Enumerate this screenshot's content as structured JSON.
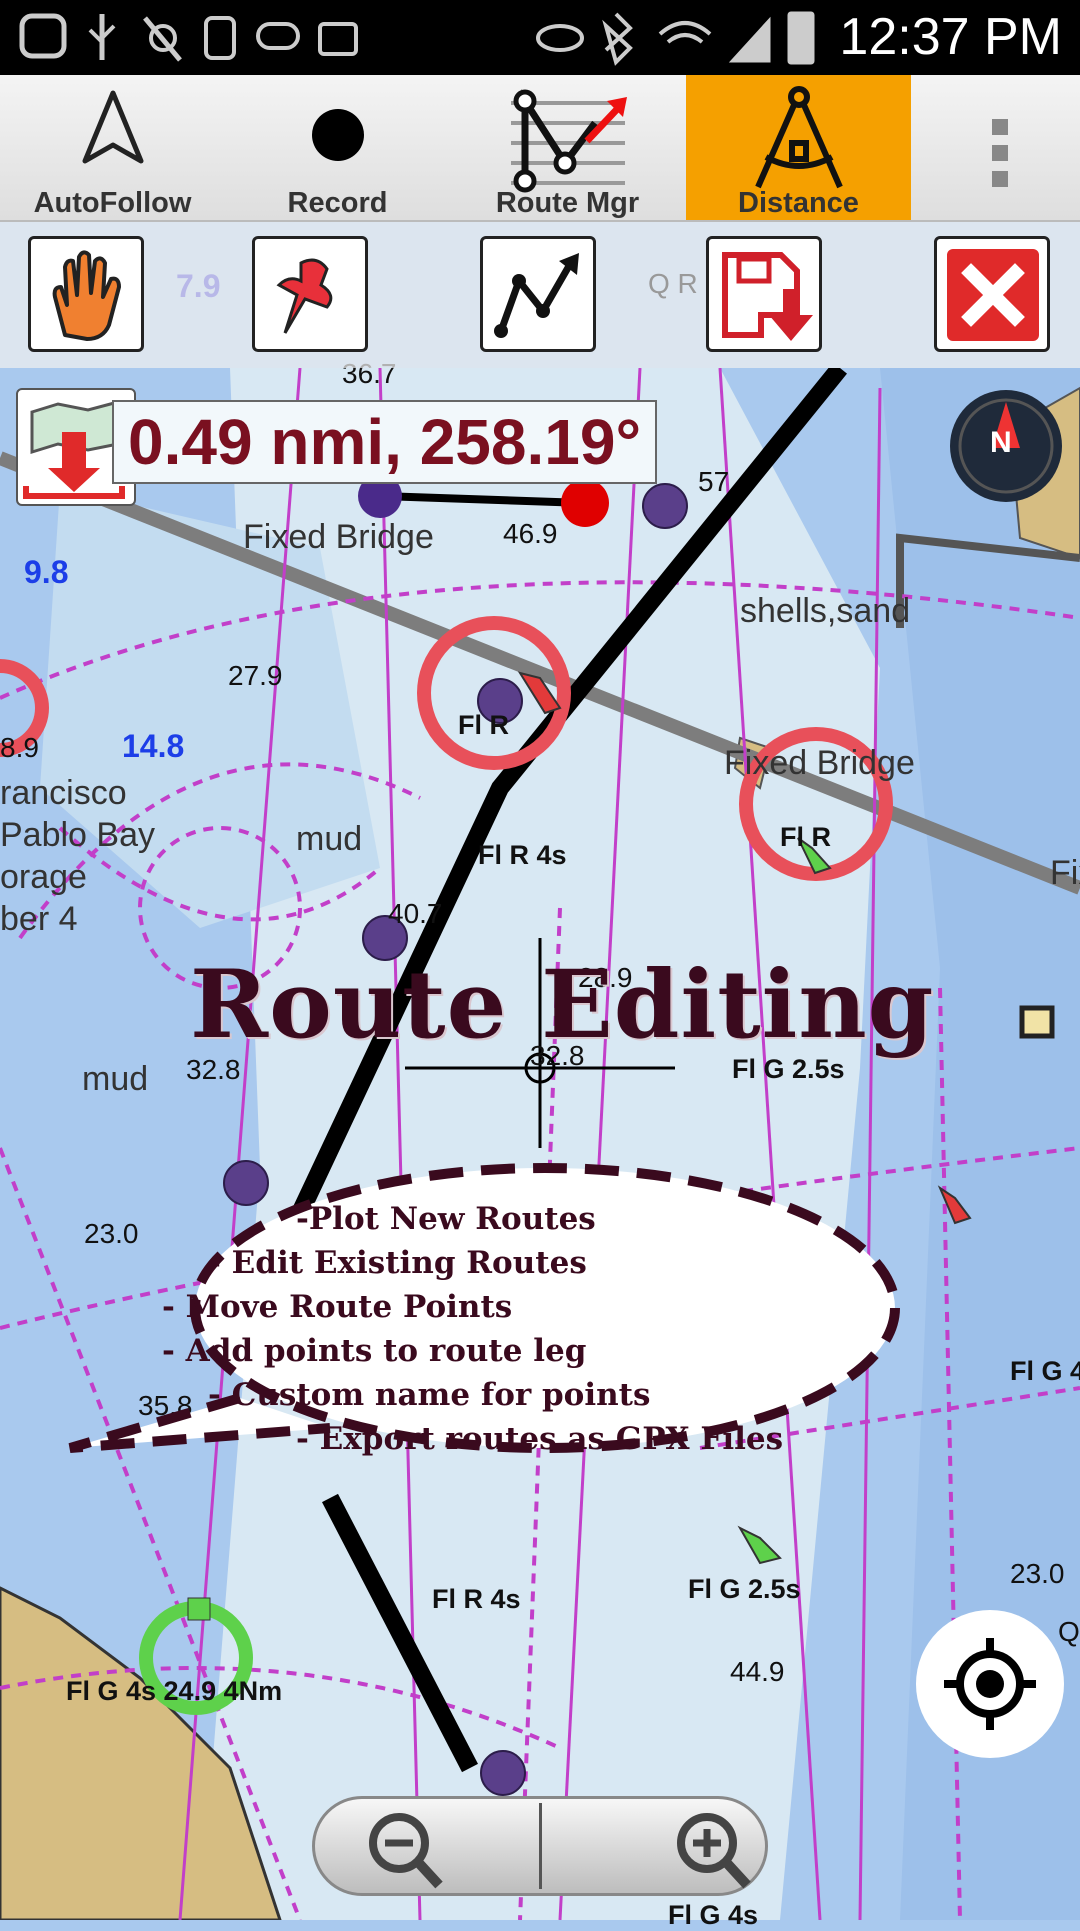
{
  "status_bar": {
    "time": "12:37 PM",
    "icons": [
      "messenger-icon",
      "usb-icon",
      "no-signal-icon",
      "watch-icon",
      "voicemail-icon",
      "briefcase-icon",
      "eye-icon",
      "bluetooth-icon",
      "wifi-icon",
      "cell-signal-icon",
      "battery-charging-icon"
    ]
  },
  "action_bar": {
    "items": [
      {
        "label": "AutoFollow",
        "icon": "navigation-arrow-icon"
      },
      {
        "label": "Record",
        "icon": "record-dot-icon"
      },
      {
        "label": "Route Mgr",
        "icon": "route-manager-icon"
      },
      {
        "label": "Distance",
        "icon": "compass-divider-icon",
        "active": true
      }
    ],
    "overflow_icon": "overflow-menu-icon"
  },
  "toolbar": {
    "buttons": [
      "hand-pan-icon",
      "pushpin-icon",
      "route-line-icon",
      "save-route-icon",
      "close-x-icon"
    ]
  },
  "map": {
    "distance_readout": "0.49 nmi, 258.19°",
    "title": "Route Editing",
    "bubble_lines": [
      "-Plot New Routes",
      "- Edit Existing Routes",
      "- Move Route Points",
      "- Add points to route leg",
      "- Custom name for points",
      "- Export routes as GPX Files"
    ],
    "labels": {
      "fixed_bridge_1": "Fixed Bridge",
      "fixed_bridge_2": "Fixed Bridge",
      "shells_sand": "shells,sand",
      "mud_1": "mud",
      "mud_2": "mud",
      "francisco": "rancisco",
      "pablo_bay": "Pablo Bay",
      "orage": "orage",
      "ber4": "ber 4",
      "fix": "Fix"
    },
    "depths": {
      "d36_7": "36.7",
      "d7_9": "7.9",
      "d57": "57",
      "d46_9": "46.9",
      "d27_9": "27.9",
      "d8_9": "8.9",
      "d40_7": "40.7",
      "d28_9": "28.9",
      "d32_8a": "32.8",
      "d32_8b": "32.8",
      "d23_0a": "23.0",
      "d35_8": "35.8",
      "d23_0b": "23.0",
      "d44_9": "44.9",
      "qr": "Q R",
      "q": "Q"
    },
    "blue_depths": {
      "b9_8": "9.8",
      "b14_8": "14.8"
    },
    "lights": {
      "flr1": "Fl R",
      "flr2": "Fl R",
      "flr4s_1": "Fl R 4s",
      "flg25s_1": "Fl G 2.5s",
      "flg25s_2": "Fl G 2.5s",
      "flr4s_2": "Fl R 4s",
      "flg4s": "Fl G 4s 24.9 4Nm",
      "flg4_edge": "Fl G 4",
      "flg4_bottom": "Fl G 4s"
    },
    "compass_letter": "N",
    "zoom_out_icon": "zoom-out-icon",
    "zoom_in_icon": "zoom-in-icon",
    "locate_icon": "my-location-icon"
  },
  "colors": {
    "accent": "#f5a000",
    "water": "#a9c9ee",
    "land": "#d6bd82",
    "route_magenta": "#c23fc9",
    "readout_text": "#7a1020"
  }
}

WRITTEN EXERCISE
Leave out the pictures and print each record exactly as it stands.

RESULT
Enumerate this screenshot's content as structured JSON.
{
  "status_bar": {
    "time": "12:37 PM",
    "icons": [
      "messenger-icon",
      "usb-icon",
      "no-signal-icon",
      "watch-icon",
      "voicemail-icon",
      "briefcase-icon",
      "eye-icon",
      "bluetooth-icon",
      "wifi-icon",
      "cell-signal-icon",
      "battery-charging-icon"
    ]
  },
  "action_bar": {
    "items": [
      {
        "label": "AutoFollow",
        "icon": "navigation-arrow-icon"
      },
      {
        "label": "Record",
        "icon": "record-dot-icon"
      },
      {
        "label": "Route Mgr",
        "icon": "route-manager-icon"
      },
      {
        "label": "Distance",
        "icon": "compass-divider-icon",
        "active": true
      }
    ],
    "overflow_icon": "overflow-menu-icon"
  },
  "toolbar": {
    "buttons": [
      "hand-pan-icon",
      "pushpin-icon",
      "route-line-icon",
      "save-route-icon",
      "close-x-icon"
    ]
  },
  "map": {
    "distance_readout": "0.49 nmi, 258.19°",
    "title": "Route Editing",
    "bubble_lines": [
      "-Plot New Routes",
      "- Edit Existing Routes",
      "- Move Route Points",
      "- Add points to route leg",
      "- Custom name for points",
      "- Export routes as GPX Files"
    ],
    "labels": {
      "fixed_bridge_1": "Fixed Bridge",
      "fixed_bridge_2": "Fixed Bridge",
      "shells_sand": "shells,sand",
      "mud_1": "mud",
      "mud_2": "mud",
      "francisco": "rancisco",
      "pablo_bay": "Pablo Bay",
      "orage": "orage",
      "ber4": "ber 4",
      "fix": "Fix"
    },
    "depths": {
      "d36_7": "36.7",
      "d7_9": "7.9",
      "d57": "57",
      "d46_9": "46.9",
      "d27_9": "27.9",
      "d8_9": "8.9",
      "d40_7": "40.7",
      "d28_9": "28.9",
      "d32_8a": "32.8",
      "d32_8b": "32.8",
      "d23_0a": "23.0",
      "d35_8": "35.8",
      "d23_0b": "23.0",
      "d44_9": "44.9",
      "qr": "Q R",
      "q": "Q"
    },
    "blue_depths": {
      "b9_8": "9.8",
      "b14_8": "14.8"
    },
    "lights": {
      "flr1": "Fl R",
      "flr2": "Fl R",
      "flr4s_1": "Fl R 4s",
      "flg25s_1": "Fl G 2.5s",
      "flg25s_2": "Fl G 2.5s",
      "flr4s_2": "Fl R 4s",
      "flg4s": "Fl G 4s 24.9 4Nm",
      "flg4_edge": "Fl G 4",
      "flg4_bottom": "Fl G 4s"
    },
    "compass_letter": "N",
    "zoom_out_icon": "zoom-out-icon",
    "zoom_in_icon": "zoom-in-icon",
    "locate_icon": "my-location-icon"
  },
  "colors": {
    "accent": "#f5a000",
    "water": "#a9c9ee",
    "land": "#d6bd82",
    "route_magenta": "#c23fc9",
    "readout_text": "#7a1020"
  }
}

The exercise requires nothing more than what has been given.